Write the data out again, character for character, with no images.

### Listing

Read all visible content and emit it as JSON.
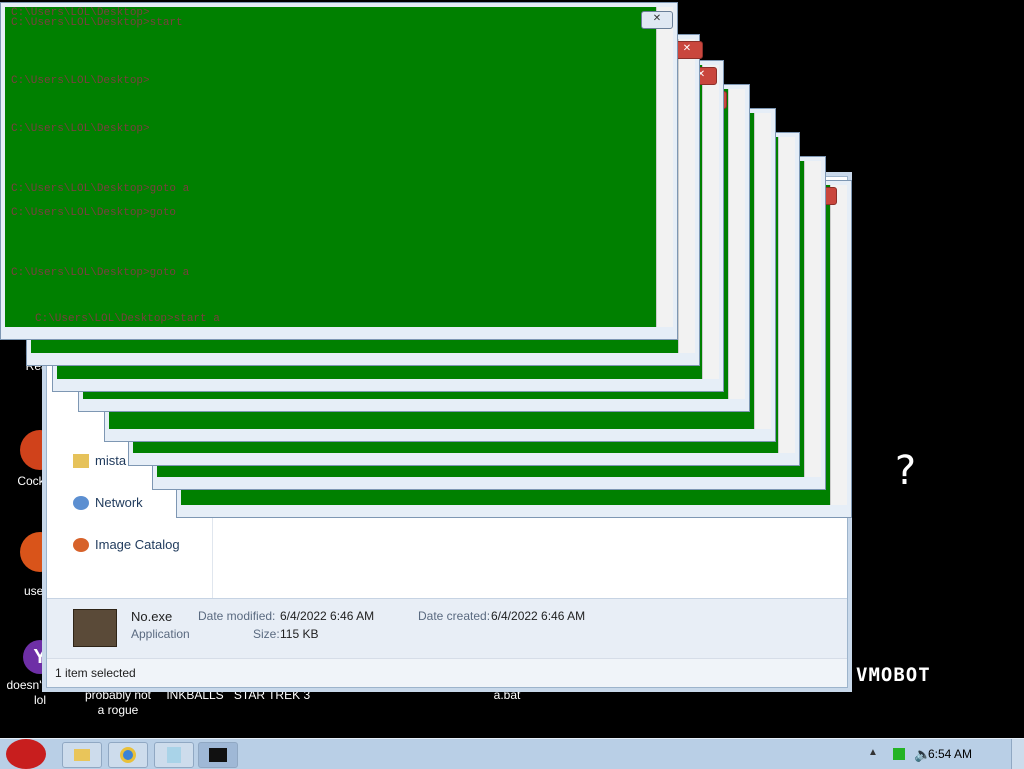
{
  "desktop": {
    "icons": [
      {
        "label": "Morbi\nRead",
        "color": "#b00d0d"
      },
      {
        "label": "CockCle",
        "color": "#d0421b"
      },
      {
        "label": "uses t",
        "color": "#d9541a"
      },
      {
        "label": "doesn't work\nlol",
        "color": "#6e2fa6"
      },
      {
        "label": "probably not\na rogue"
      },
      {
        "label": "INKBALLS"
      },
      {
        "label": "STAR TREK 3"
      },
      {
        "label": "a.bat"
      }
    ],
    "right_label": "VMOBOT",
    "question_mark": "?"
  },
  "explorer": {
    "nav": {
      "item_partial": "mista",
      "network": "Network",
      "image_catalog": "Image Catalog"
    },
    "details": {
      "filename": "No.exe",
      "type": "Application",
      "date_modified_label": "Date modified:",
      "date_modified": "6/4/2022 6:46 AM",
      "date_created_label": "Date created:",
      "date_created": "6/4/2022 6:46 AM",
      "size_label": "Size:",
      "size": "115 KB"
    },
    "status": "1 item selected"
  },
  "cmd": {
    "lines": [
      "C:\\Users\\LOL\\Desktop>",
      "C:\\Users\\LOL\\Desktop>start",
      "C:\\Users\\LOL\\Desktop>",
      "C:\\Users\\LOL\\Desktop>",
      "C:\\Users\\LOL\\Desktop>goto a",
      "C:\\Users\\LOL\\Desktop>goto",
      "C:\\Users\\LOL\\Desktop>goto a",
      "C:\\Users\\LOL\\Desktop>start a"
    ]
  },
  "taskbar": {
    "clock": "6:54 AM"
  },
  "colors": {
    "cmd_bg": "#008000",
    "close_button": "#c9463d"
  }
}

######

## The reply:
Read all visible content and emit it as JSON.
{
  "desktop": {
    "icons": [
      {
        "label": "Morbi\nRead",
        "color": "#b00d0d"
      },
      {
        "label": "CockCle",
        "color": "#d0421b"
      },
      {
        "label": "uses t",
        "color": "#d9541a"
      },
      {
        "label": "doesn't work\nlol",
        "color": "#6e2fa6"
      },
      {
        "label": "probably not\na rogue"
      },
      {
        "label": "INKBALLS"
      },
      {
        "label": "STAR TREK 3"
      },
      {
        "label": "a.bat"
      }
    ],
    "right_label": "VMOBOT",
    "question_mark": "?"
  },
  "explorer": {
    "nav": {
      "item_partial": "mista",
      "network": "Network",
      "image_catalog": "Image Catalog"
    },
    "details": {
      "filename": "No.exe",
      "type": "Application",
      "date_modified_label": "Date modified:",
      "date_modified": "6/4/2022 6:46 AM",
      "date_created_label": "Date created:",
      "date_created": "6/4/2022 6:46 AM",
      "size_label": "Size:",
      "size": "115 KB"
    },
    "status": "1 item selected"
  },
  "cmd": {
    "lines": [
      "C:\\Users\\LOL\\Desktop>",
      "C:\\Users\\LOL\\Desktop>start",
      "C:\\Users\\LOL\\Desktop>",
      "C:\\Users\\LOL\\Desktop>",
      "C:\\Users\\LOL\\Desktop>goto a",
      "C:\\Users\\LOL\\Desktop>goto",
      "C:\\Users\\LOL\\Desktop>goto a",
      "C:\\Users\\LOL\\Desktop>start a"
    ]
  },
  "taskbar": {
    "clock": "6:54 AM"
  },
  "colors": {
    "cmd_bg": "#008000",
    "close_button": "#c9463d"
  }
}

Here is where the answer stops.